Dataset items:
========================
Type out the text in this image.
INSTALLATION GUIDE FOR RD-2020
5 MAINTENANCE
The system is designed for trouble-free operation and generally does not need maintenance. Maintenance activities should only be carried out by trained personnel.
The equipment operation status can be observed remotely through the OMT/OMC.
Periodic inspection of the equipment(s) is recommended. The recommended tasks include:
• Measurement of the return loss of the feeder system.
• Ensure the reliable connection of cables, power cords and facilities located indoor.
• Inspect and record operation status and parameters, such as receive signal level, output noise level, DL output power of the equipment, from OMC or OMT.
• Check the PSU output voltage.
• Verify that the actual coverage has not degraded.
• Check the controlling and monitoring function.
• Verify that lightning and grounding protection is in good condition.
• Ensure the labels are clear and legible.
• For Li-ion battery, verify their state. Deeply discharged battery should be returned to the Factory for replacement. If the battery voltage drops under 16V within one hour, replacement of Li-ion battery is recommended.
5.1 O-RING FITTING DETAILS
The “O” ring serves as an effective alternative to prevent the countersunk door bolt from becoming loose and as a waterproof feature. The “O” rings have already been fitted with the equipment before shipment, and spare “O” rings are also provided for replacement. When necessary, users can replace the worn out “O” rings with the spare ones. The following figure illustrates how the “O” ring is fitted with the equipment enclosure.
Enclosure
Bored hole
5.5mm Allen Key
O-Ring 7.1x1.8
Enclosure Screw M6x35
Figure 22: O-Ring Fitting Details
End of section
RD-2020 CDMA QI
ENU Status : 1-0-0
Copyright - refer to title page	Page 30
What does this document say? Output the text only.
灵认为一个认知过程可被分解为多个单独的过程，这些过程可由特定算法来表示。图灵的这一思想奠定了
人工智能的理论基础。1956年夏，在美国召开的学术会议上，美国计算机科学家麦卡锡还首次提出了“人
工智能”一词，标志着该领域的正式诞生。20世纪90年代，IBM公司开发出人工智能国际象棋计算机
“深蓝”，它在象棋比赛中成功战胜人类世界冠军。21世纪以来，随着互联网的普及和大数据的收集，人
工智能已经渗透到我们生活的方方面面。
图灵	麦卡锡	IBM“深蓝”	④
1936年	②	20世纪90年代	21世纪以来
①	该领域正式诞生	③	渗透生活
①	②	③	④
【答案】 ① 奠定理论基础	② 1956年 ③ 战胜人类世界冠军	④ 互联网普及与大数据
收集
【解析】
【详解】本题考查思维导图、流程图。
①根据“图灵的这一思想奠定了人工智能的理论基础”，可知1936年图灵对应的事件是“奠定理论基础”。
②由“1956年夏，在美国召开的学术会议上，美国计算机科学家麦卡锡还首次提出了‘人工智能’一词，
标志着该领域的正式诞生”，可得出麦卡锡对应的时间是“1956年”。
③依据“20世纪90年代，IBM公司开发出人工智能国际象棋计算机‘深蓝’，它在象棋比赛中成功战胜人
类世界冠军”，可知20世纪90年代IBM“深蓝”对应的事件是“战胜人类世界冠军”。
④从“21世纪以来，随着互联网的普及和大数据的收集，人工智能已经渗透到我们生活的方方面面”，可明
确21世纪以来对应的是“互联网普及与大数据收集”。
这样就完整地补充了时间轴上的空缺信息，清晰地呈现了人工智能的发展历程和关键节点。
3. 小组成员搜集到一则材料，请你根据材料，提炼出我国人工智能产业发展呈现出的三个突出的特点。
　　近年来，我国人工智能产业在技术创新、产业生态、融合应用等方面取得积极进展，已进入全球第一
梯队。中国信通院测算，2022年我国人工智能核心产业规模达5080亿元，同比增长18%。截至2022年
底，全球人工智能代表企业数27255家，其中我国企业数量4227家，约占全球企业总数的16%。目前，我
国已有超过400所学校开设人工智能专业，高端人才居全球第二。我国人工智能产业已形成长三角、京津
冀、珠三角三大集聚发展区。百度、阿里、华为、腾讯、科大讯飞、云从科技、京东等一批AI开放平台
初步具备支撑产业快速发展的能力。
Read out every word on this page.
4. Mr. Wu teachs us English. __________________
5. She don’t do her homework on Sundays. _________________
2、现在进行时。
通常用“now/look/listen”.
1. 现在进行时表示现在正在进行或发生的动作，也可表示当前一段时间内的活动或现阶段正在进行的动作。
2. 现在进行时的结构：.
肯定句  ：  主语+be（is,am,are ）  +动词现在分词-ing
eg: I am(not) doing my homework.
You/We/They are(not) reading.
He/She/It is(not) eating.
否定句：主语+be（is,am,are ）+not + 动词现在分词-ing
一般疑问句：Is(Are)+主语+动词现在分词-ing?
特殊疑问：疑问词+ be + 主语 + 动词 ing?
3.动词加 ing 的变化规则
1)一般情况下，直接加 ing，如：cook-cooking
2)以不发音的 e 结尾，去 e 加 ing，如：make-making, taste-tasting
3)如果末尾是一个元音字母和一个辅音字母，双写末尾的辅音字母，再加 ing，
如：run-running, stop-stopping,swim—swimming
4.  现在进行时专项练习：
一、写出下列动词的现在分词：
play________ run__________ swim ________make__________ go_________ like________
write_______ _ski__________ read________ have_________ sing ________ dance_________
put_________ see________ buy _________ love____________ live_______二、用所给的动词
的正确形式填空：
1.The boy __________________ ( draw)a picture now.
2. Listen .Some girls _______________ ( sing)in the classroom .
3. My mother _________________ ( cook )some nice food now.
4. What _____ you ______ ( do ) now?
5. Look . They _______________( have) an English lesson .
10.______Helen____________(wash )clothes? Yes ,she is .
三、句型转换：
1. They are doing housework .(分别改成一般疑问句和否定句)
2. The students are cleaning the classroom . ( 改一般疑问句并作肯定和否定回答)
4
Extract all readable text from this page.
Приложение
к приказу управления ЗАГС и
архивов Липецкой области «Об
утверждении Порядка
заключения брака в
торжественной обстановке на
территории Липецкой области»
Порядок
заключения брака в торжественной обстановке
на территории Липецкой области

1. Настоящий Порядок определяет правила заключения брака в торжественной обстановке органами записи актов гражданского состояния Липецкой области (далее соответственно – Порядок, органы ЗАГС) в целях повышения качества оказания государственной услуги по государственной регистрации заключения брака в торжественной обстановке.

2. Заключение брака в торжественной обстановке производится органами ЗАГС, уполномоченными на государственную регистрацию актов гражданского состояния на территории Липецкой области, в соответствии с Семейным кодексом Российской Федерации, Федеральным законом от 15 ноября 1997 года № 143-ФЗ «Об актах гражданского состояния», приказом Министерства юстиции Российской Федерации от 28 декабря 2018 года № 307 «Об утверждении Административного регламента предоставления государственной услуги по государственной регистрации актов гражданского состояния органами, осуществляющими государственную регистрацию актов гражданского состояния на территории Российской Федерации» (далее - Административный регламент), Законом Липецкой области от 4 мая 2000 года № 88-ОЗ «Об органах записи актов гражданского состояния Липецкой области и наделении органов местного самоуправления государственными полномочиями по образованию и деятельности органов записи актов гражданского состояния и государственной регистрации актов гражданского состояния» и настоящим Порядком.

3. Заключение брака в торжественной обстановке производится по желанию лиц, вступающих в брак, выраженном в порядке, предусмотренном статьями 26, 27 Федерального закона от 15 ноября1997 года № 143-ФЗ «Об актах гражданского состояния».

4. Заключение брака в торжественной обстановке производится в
========================
> [Short problem]
Using the data above, reproduce every line exactly.

> [Answer to this problem]
Type out the text in this image.
INSTALLATION GUIDE FOR RD-2020
5 MAINTENANCE
The system is designed for trouble-free operation and generally does not need maintenance. Maintenance activities should only be carried out by trained personnel.
The equipment operation status can be observed remotely through the OMT/OMC.
Periodic inspection of the equipment(s) is recommended. The recommended tasks include:
• Measurement of the return loss of the feeder system.
• Ensure the reliable connection of cables, power cords and facilities located indoor.
• Inspect and record operation status and parameters, such as receive signal level, output noise level, DL output power of the equipment, from OMC or OMT.
• Check the PSU output voltage.
• Verify that the actual coverage has not degraded.
• Check the controlling and monitoring function.
• Verify that lightning and grounding protection is in good condition.
• Ensure the labels are clear and legible.
• For Li-ion battery, verify their state. Deeply discharged battery should be returned to the Factory for replacement. If the battery voltage drops under 16V within one hour, replacement of Li-ion battery is recommended.
5.1 O-RING FITTING DETAILS
The “O” ring serves as an effective alternative to prevent the countersunk door bolt from becoming loose and as a waterproof feature. The “O” rings have already been fitted with the equipment before shipment, and spare “O” rings are also provided for replacement. When necessary, users can replace the worn out “O” rings with the spare ones. The following figure illustrates how the “O” ring is fitted with the equipment enclosure.
Enclosure
Bored hole
5.5mm Allen Key
O-Ring 7.1x1.8
Enclosure Screw M6x35
Figure 22: O-Ring Fitting Details
End of section
RD-2020 CDMA QI
ENU Status : 1-0-0
Copyright - refer to title page	Page 30
What does this document say? Output the text only.
灵认为一个认知过程可被分解为多个单独的过程，这些过程可由特定算法来表示。图灵的这一思想奠定了
人工智能的理论基础。1956年夏，在美国召开的学术会议上，美国计算机科学家麦卡锡还首次提出了“人
工智能”一词，标志着该领域的正式诞生。20世纪90年代，IBM公司开发出人工智能国际象棋计算机
“深蓝”，它在象棋比赛中成功战胜人类世界冠军。21世纪以来，随着互联网的普及和大数据的收集，人
工智能已经渗透到我们生活的方方面面。
图灵	麦卡锡	IBM“深蓝”	④
1936年	②	20世纪90年代	21世纪以来
①	该领域正式诞生	③	渗透生活
①	②	③	④
【答案】 ① 奠定理论基础	② 1956年 ③ 战胜人类世界冠军	④ 互联网普及与大数据
收集
【解析】
【详解】本题考查思维导图、流程图。
①根据“图灵的这一思想奠定了人工智能的理论基础”，可知1936年图灵对应的事件是“奠定理论基础”。
②由“1956年夏，在美国召开的学术会议上，美国计算机科学家麦卡锡还首次提出了‘人工智能’一词，
标志着该领域的正式诞生”，可得出麦卡锡对应的时间是“1956年”。
③依据“20世纪90年代，IBM公司开发出人工智能国际象棋计算机‘深蓝’，它在象棋比赛中成功战胜人
类世界冠军”，可知20世纪90年代IBM“深蓝”对应的事件是“战胜人类世界冠军”。
④从“21世纪以来，随着互联网的普及和大数据的收集，人工智能已经渗透到我们生活的方方面面”，可明
确21世纪以来对应的是“互联网普及与大数据收集”。
这样就完整地补充了时间轴上的空缺信息，清晰地呈现了人工智能的发展历程和关键节点。
3. 小组成员搜集到一则材料，请你根据材料，提炼出我国人工智能产业发展呈现出的三个突出的特点。
　　近年来，我国人工智能产业在技术创新、产业生态、融合应用等方面取得积极进展，已进入全球第一
梯队。中国信通院测算，2022年我国人工智能核心产业规模达5080亿元，同比增长18%。截至2022年
底，全球人工智能代表企业数27255家，其中我国企业数量4227家，约占全球企业总数的16%。目前，我
国已有超过400所学校开设人工智能专业，高端人才居全球第二。我国人工智能产业已形成长三角、京津
冀、珠三角三大集聚发展区。百度、阿里、华为、腾讯、科大讯飞、云从科技、京东等一批AI开放平台
初步具备支撑产业快速发展的能力。
Read out every word on this page.
4. Mr. Wu teachs us English. __________________
5. She don’t do her homework on Sundays. _________________
2、现在进行时。
通常用“now/look/listen”.
1. 现在进行时表示现在正在进行或发生的动作，也可表示当前一段时间内的活动或现阶段正在进行的动作。
2. 现在进行时的结构：.
肯定句  ：  主语+be（is,am,are ）  +动词现在分词-ing
eg: I am(not) doing my homework.
You/We/They are(not) reading.
He/She/It is(not) eating.
否定句：主语+be（is,am,are ）+not + 动词现在分词-ing
一般疑问句：Is(Are)+主语+动词现在分词-ing?
特殊疑问：疑问词+ be + 主语 + 动词 ing?
3.动词加 ing 的变化规则
1)一般情况下，直接加 ing，如：cook-cooking
2)以不发音的 e 结尾，去 e 加 ing，如：make-making, taste-tasting
3)如果末尾是一个元音字母和一个辅音字母，双写末尾的辅音字母，再加 ing，
如：run-running, stop-stopping,swim—swimming
4.  现在进行时专项练习：
一、写出下列动词的现在分词：
play________ run__________ swim ________make__________ go_________ like________
write_______ _ski__________ read________ have_________ sing ________ dance_________
put_________ see________ buy _________ love____________ live_______二、用所给的动词
的正确形式填空：
1.The boy __________________ ( draw)a picture now.
2. Listen .Some girls _______________ ( sing)in the classroom .
3. My mother _________________ ( cook )some nice food now.
4. What _____ you ______ ( do ) now?
5. Look . They _______________( have) an English lesson .
10.______Helen____________(wash )clothes? Yes ,she is .
三、句型转换：
1. They are doing housework .(分别改成一般疑问句和否定句)
2. The students are cleaning the classroom . ( 改一般疑问句并作肯定和否定回答)
4
Extract all readable text from this page.
Приложение
к приказу управления ЗАГС и
архивов Липецкой области «Об
утверждении Порядка
заключения брака в
торжественной обстановке на
территории Липецкой области»
Порядок
заключения брака в торжественной обстановке
на территории Липецкой области

1. Настоящий Порядок определяет правила заключения брака в торжественной обстановке органами записи актов гражданского состояния Липецкой области (далее соответственно – Порядок, органы ЗАГС) в целях повышения качества оказания государственной услуги по государственной регистрации заключения брака в торжественной обстановке.

2. Заключение брака в торжественной обстановке производится органами ЗАГС, уполномоченными на государственную регистрацию актов гражданского состояния на территории Липецкой области, в соответствии с Семейным кодексом Российской Федерации, Федеральным законом от 15 ноября 1997 года № 143-ФЗ «Об актах гражданского состояния», приказом Министерства юстиции Российской Федерации от 28 декабря 2018 года № 307 «Об утверждении Административного регламента предоставления государственной услуги по государственной регистрации актов гражданского состояния органами, осуществляющими государственную регистрацию актов гражданского состояния на территории Российской Федерации» (далее - Административный регламент), Законом Липецкой области от 4 мая 2000 года № 88-ОЗ «Об органах записи актов гражданского состояния Липецкой области и наделении органов местного самоуправления государственными полномочиями по образованию и деятельности органов записи актов гражданского состояния и государственной регистрации актов гражданского состояния» и настоящим Порядком.

3. Заключение брака в торжественной обстановке производится по желанию лиц, вступающих в брак, выраженном в порядке, предусмотренном статьями 26, 27 Федерального закона от 15 ноября1997 года № 143-ФЗ «Об актах гражданского состояния».

4. Заключение брака в торжественной обстановке производится в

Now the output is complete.